_Provided records_
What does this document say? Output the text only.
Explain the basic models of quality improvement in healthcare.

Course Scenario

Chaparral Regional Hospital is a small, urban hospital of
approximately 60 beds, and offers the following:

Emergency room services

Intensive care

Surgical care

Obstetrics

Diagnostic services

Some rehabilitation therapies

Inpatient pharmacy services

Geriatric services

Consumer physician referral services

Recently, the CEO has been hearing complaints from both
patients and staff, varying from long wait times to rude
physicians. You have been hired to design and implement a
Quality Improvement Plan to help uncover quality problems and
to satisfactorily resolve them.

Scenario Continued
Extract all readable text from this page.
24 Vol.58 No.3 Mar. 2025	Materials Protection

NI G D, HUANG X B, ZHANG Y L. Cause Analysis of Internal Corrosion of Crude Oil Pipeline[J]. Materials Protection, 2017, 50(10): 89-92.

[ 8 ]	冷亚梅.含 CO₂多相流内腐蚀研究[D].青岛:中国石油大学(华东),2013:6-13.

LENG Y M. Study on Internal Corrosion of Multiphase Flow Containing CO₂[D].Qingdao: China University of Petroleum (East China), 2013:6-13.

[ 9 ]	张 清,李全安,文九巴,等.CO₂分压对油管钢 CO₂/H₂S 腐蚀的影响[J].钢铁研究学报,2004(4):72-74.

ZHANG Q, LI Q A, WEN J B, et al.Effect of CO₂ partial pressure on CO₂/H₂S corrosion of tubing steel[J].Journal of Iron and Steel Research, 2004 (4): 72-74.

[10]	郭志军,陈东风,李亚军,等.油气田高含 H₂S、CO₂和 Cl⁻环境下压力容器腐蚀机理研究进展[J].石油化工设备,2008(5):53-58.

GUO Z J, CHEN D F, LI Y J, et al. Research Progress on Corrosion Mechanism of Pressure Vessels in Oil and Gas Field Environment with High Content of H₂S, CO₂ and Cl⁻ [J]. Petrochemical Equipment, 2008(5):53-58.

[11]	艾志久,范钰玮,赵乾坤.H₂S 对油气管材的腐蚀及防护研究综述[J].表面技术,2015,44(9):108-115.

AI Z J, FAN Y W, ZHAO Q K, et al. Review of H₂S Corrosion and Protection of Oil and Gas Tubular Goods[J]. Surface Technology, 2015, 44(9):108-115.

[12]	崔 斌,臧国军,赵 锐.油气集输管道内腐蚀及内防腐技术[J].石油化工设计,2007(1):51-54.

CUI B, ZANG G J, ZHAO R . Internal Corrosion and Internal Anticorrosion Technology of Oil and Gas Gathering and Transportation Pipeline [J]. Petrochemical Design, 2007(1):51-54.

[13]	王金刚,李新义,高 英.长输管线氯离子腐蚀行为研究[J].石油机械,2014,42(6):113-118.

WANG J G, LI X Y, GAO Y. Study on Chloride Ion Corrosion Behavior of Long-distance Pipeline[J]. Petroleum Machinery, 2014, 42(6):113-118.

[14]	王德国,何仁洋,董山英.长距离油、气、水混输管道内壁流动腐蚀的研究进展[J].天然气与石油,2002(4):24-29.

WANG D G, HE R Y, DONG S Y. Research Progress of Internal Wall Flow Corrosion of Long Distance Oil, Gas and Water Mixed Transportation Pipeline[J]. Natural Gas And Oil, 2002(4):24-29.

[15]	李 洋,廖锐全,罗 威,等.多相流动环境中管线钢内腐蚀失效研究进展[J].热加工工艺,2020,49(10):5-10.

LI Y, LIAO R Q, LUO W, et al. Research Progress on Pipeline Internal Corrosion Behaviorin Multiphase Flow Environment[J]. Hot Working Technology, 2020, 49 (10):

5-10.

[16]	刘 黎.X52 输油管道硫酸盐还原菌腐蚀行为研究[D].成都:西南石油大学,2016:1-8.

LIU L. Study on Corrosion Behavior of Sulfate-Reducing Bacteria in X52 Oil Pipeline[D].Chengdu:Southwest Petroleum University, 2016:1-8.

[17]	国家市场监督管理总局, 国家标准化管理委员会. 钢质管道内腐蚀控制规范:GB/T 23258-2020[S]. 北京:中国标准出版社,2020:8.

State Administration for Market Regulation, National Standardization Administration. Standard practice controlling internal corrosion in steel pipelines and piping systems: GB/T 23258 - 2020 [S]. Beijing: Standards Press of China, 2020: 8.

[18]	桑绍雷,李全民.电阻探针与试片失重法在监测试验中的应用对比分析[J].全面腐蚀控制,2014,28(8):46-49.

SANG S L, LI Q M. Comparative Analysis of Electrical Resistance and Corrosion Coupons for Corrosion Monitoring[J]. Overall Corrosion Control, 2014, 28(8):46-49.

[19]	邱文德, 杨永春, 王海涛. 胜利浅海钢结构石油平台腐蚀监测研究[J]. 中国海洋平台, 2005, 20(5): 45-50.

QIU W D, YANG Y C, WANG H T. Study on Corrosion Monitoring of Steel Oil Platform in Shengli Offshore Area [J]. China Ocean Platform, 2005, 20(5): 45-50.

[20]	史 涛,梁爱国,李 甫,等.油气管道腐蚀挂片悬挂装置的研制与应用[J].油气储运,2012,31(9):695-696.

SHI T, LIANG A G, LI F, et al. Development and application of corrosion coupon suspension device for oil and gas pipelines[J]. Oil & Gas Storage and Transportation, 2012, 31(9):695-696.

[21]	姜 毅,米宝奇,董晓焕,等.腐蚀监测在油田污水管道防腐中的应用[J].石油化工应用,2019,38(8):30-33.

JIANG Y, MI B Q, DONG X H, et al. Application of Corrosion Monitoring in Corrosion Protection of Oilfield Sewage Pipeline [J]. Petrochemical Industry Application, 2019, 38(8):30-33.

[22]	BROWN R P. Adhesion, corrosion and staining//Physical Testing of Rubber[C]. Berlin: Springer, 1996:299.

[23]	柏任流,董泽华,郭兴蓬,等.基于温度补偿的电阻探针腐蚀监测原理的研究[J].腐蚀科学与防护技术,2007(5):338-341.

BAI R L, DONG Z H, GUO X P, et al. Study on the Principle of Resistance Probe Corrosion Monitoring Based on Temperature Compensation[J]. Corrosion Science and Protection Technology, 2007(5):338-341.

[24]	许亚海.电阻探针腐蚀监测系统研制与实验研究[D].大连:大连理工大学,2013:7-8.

_Task details_
All lines in the records with the string "services" should be copied out.

_Written solution_
Emergency room services
Diagnostic services
Inpatient pharmacy services
Geriatric services
Consumer physician referral services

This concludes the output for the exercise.